• Your instructions: Copy the data precisely, keeping every character.

• Materials provided:
(begin)
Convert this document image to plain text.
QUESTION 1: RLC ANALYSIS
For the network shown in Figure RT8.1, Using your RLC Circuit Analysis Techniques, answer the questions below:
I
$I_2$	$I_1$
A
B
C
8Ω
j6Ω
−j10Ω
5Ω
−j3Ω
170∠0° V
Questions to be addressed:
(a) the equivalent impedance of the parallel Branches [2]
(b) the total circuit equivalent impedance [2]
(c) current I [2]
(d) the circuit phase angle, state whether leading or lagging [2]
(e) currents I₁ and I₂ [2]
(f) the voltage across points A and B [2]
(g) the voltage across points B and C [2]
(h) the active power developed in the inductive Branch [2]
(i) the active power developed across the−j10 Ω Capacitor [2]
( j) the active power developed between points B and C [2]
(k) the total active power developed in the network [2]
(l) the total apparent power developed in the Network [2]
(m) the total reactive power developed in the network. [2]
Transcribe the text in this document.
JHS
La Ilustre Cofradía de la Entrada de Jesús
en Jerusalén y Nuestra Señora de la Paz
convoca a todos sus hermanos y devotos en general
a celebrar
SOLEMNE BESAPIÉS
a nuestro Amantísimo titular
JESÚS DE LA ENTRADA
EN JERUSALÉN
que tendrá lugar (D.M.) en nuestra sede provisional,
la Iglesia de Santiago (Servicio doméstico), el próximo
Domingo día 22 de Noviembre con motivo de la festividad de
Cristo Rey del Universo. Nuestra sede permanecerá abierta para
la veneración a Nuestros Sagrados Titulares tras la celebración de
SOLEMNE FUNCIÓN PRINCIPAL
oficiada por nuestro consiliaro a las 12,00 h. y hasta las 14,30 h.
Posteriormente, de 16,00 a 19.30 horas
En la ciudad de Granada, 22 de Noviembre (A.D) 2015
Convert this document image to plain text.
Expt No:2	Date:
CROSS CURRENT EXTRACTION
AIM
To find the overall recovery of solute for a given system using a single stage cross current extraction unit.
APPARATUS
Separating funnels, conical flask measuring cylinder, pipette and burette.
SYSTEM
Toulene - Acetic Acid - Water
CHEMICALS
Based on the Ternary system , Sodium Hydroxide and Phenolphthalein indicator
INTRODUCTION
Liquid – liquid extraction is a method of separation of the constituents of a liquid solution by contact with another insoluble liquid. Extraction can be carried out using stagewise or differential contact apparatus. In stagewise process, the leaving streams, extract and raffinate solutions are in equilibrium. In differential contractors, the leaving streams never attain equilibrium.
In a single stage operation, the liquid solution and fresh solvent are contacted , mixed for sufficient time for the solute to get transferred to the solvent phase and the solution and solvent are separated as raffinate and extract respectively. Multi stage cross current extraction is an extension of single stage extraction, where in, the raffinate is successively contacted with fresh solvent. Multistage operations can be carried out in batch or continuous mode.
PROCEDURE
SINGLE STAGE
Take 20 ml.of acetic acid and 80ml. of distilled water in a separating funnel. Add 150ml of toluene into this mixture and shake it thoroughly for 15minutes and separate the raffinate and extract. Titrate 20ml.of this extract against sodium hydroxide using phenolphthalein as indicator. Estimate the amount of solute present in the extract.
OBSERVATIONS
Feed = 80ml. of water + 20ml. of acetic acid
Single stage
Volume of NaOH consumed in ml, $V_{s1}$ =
(end)
• Exercise output:
Convert this document image to plain text.
QUESTION 1: RLC ANALYSIS
For the network shown in Figure RT8.1, Using your RLC Circuit Analysis Techniques, answer the questions below:
I
$I_2$	$I_1$
A
B
C
8Ω
j6Ω
−j10Ω
5Ω
−j3Ω
170∠0° V
Questions to be addressed:
(a) the equivalent impedance of the parallel Branches [2]
(b) the total circuit equivalent impedance [2]
(c) current I [2]
(d) the circuit phase angle, state whether leading or lagging [2]
(e) currents I₁ and I₂ [2]
(f) the voltage across points A and B [2]
(g) the voltage across points B and C [2]
(h) the active power developed in the inductive Branch [2]
(i) the active power developed across the−j10 Ω Capacitor [2]
( j) the active power developed between points B and C [2]
(k) the total active power developed in the network [2]
(l) the total apparent power developed in the Network [2]
(m) the total reactive power developed in the network. [2]
Transcribe the text in this document.
JHS
La Ilustre Cofradía de la Entrada de Jesús
en Jerusalén y Nuestra Señora de la Paz
convoca a todos sus hermanos y devotos en general
a celebrar
SOLEMNE BESAPIÉS
a nuestro Amantísimo titular
JESÚS DE LA ENTRADA
EN JERUSALÉN
que tendrá lugar (D.M.) en nuestra sede provisional,
la Iglesia de Santiago (Servicio doméstico), el próximo
Domingo día 22 de Noviembre con motivo de la festividad de
Cristo Rey del Universo. Nuestra sede permanecerá abierta para
la veneración a Nuestros Sagrados Titulares tras la celebración de
SOLEMNE FUNCIÓN PRINCIPAL
oficiada por nuestro consiliaro a las 12,00 h. y hasta las 14,30 h.
Posteriormente, de 16,00 a 19.30 horas
En la ciudad de Granada, 22 de Noviembre (A.D) 2015
Convert this document image to plain text.
Expt No:2	Date:
CROSS CURRENT EXTRACTION
AIM
To find the overall recovery of solute for a given system using a single stage cross current extraction unit.
APPARATUS
Separating funnels, conical flask measuring cylinder, pipette and burette.
SYSTEM
Toulene - Acetic Acid - Water
CHEMICALS
Based on the Ternary system , Sodium Hydroxide and Phenolphthalein indicator
INTRODUCTION
Liquid – liquid extraction is a method of separation of the constituents of a liquid solution by contact with another insoluble liquid. Extraction can be carried out using stagewise or differential contact apparatus. In stagewise process, the leaving streams, extract and raffinate solutions are in equilibrium. In differential contractors, the leaving streams never attain equilibrium.
In a single stage operation, the liquid solution and fresh solvent are contacted , mixed for sufficient time for the solute to get transferred to the solvent phase and the solution and solvent are separated as raffinate and extract respectively. Multi stage cross current extraction is an extension of single stage extraction, where in, the raffinate is successively contacted with fresh solvent. Multistage operations can be carried out in batch or continuous mode.
PROCEDURE
SINGLE STAGE
Take 20 ml.of acetic acid and 80ml. of distilled water in a separating funnel. Add 150ml of toluene into this mixture and shake it thoroughly for 15minutes and separate the raffinate and extract. Titrate 20ml.of this extract against sodium hydroxide using phenolphthalein as indicator. Estimate the amount of solute present in the extract.
OBSERVATIONS
Feed = 80ml. of water + 20ml. of acetic acid
Single stage
Volume of NaOH consumed in ml, $V_{s1}$ =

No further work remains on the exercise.